━━━━━ Dataset ━━━━━

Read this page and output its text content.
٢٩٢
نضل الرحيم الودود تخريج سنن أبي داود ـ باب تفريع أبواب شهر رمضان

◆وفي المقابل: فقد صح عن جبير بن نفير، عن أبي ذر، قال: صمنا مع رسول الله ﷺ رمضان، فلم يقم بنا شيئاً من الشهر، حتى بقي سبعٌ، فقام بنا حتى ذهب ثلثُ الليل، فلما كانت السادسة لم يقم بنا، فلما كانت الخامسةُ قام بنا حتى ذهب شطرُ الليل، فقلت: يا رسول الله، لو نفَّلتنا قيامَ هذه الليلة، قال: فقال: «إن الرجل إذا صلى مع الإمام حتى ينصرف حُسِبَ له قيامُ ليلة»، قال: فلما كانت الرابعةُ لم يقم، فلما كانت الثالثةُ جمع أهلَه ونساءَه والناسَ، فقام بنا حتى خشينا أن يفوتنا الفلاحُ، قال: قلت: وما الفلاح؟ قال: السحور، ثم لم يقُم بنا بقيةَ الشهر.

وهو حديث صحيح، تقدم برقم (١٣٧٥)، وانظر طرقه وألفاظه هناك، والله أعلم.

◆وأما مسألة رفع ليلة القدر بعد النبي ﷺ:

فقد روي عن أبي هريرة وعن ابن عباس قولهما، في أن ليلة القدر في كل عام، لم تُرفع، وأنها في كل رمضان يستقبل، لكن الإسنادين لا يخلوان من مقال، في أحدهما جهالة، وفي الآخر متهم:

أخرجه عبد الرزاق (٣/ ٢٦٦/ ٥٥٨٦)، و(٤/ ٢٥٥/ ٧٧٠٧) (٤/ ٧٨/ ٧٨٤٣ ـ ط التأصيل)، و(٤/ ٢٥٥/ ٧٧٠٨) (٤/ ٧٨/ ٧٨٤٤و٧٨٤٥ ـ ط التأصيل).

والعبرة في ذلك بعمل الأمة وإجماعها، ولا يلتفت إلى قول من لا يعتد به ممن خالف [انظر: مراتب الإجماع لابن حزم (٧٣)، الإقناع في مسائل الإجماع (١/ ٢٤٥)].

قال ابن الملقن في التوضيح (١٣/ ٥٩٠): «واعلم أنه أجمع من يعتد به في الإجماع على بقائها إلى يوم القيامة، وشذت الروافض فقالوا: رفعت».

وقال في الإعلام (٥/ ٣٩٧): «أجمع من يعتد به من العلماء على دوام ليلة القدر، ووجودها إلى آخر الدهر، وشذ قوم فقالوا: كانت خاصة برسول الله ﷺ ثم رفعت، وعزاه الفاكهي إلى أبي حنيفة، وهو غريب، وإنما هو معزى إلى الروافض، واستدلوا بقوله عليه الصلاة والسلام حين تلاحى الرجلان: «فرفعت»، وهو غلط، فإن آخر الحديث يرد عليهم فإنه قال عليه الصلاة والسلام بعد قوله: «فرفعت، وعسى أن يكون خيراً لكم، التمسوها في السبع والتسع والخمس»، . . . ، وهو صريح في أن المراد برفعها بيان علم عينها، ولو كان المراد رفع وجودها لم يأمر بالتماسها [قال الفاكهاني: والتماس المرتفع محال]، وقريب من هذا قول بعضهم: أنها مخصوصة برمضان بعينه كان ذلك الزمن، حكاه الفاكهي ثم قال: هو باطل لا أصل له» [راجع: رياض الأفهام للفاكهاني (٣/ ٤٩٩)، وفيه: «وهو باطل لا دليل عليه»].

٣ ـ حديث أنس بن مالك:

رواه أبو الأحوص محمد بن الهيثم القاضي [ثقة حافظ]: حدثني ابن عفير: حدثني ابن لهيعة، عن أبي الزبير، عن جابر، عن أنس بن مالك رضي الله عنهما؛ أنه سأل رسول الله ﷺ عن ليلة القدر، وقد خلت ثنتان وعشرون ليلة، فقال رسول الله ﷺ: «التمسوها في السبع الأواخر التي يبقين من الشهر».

━━━━━

Work instructions. Write out the entries above word for word.

Problem solution.
Read this page and output its text content.
٢٩٢
نضل الرحيم الودود تخريج سنن أبي داود ـ باب تفريع أبواب شهر رمضان

◆وفي المقابل: فقد صح عن جبير بن نفير، عن أبي ذر، قال: صمنا مع رسول الله ﷺ رمضان، فلم يقم بنا شيئاً من الشهر، حتى بقي سبعٌ، فقام بنا حتى ذهب ثلثُ الليل، فلما كانت السادسة لم يقم بنا، فلما كانت الخامسةُ قام بنا حتى ذهب شطرُ الليل، فقلت: يا رسول الله، لو نفَّلتنا قيامَ هذه الليلة، قال: فقال: «إن الرجل إذا صلى مع الإمام حتى ينصرف حُسِبَ له قيامُ ليلة»، قال: فلما كانت الرابعةُ لم يقم، فلما كانت الثالثةُ جمع أهلَه ونساءَه والناسَ، فقام بنا حتى خشينا أن يفوتنا الفلاحُ، قال: قلت: وما الفلاح؟ قال: السحور، ثم لم يقُم بنا بقيةَ الشهر.

وهو حديث صحيح، تقدم برقم (١٣٧٥)، وانظر طرقه وألفاظه هناك، والله أعلم.

◆وأما مسألة رفع ليلة القدر بعد النبي ﷺ:

فقد روي عن أبي هريرة وعن ابن عباس قولهما، في أن ليلة القدر في كل عام، لم تُرفع، وأنها في كل رمضان يستقبل، لكن الإسنادين لا يخلوان من مقال، في أحدهما جهالة، وفي الآخر متهم:

أخرجه عبد الرزاق (٣/ ٢٦٦/ ٥٥٨٦)، و(٤/ ٢٥٥/ ٧٧٠٧) (٤/ ٧٨/ ٧٨٤٣ ـ ط التأصيل)، و(٤/ ٢٥٥/ ٧٧٠٨) (٤/ ٧٨/ ٧٨٤٤و٧٨٤٥ ـ ط التأصيل).

والعبرة في ذلك بعمل الأمة وإجماعها، ولا يلتفت إلى قول من لا يعتد به ممن خالف [انظر: مراتب الإجماع لابن حزم (٧٣)، الإقناع في مسائل الإجماع (١/ ٢٤٥)].

قال ابن الملقن في التوضيح (١٣/ ٥٩٠): «واعلم أنه أجمع من يعتد به في الإجماع على بقائها إلى يوم القيامة، وشذت الروافض فقالوا: رفعت».

وقال في الإعلام (٥/ ٣٩٧): «أجمع من يعتد به من العلماء على دوام ليلة القدر، ووجودها إلى آخر الدهر، وشذ قوم فقالوا: كانت خاصة برسول الله ﷺ ثم رفعت، وعزاه الفاكهي إلى أبي حنيفة، وهو غريب، وإنما هو معزى إلى الروافض، واستدلوا بقوله عليه الصلاة والسلام حين تلاحى الرجلان: «فرفعت»، وهو غلط، فإن آخر الحديث يرد عليهم فإنه قال عليه الصلاة والسلام بعد قوله: «فرفعت، وعسى أن يكون خيراً لكم، التمسوها في السبع والتسع والخمس»، . . . ، وهو صريح في أن المراد برفعها بيان علم عينها، ولو كان المراد رفع وجودها لم يأمر بالتماسها [قال الفاكهاني: والتماس المرتفع محال]، وقريب من هذا قول بعضهم: أنها مخصوصة برمضان بعينه كان ذلك الزمن، حكاه الفاكهي ثم قال: هو باطل لا أصل له» [راجع: رياض الأفهام للفاكهاني (٣/ ٤٩٩)، وفيه: «وهو باطل لا دليل عليه»].

٣ ـ حديث أنس بن مالك:

رواه أبو الأحوص محمد بن الهيثم القاضي [ثقة حافظ]: حدثني ابن عفير: حدثني ابن لهيعة، عن أبي الزبير، عن جابر، عن أنس بن مالك رضي الله عنهما؛ أنه سأل رسول الله ﷺ عن ليلة القدر، وقد خلت ثنتان وعشرون ليلة، فقال رسول الله ﷺ: «التمسوها في السبع الأواخر التي يبقين من الشهر».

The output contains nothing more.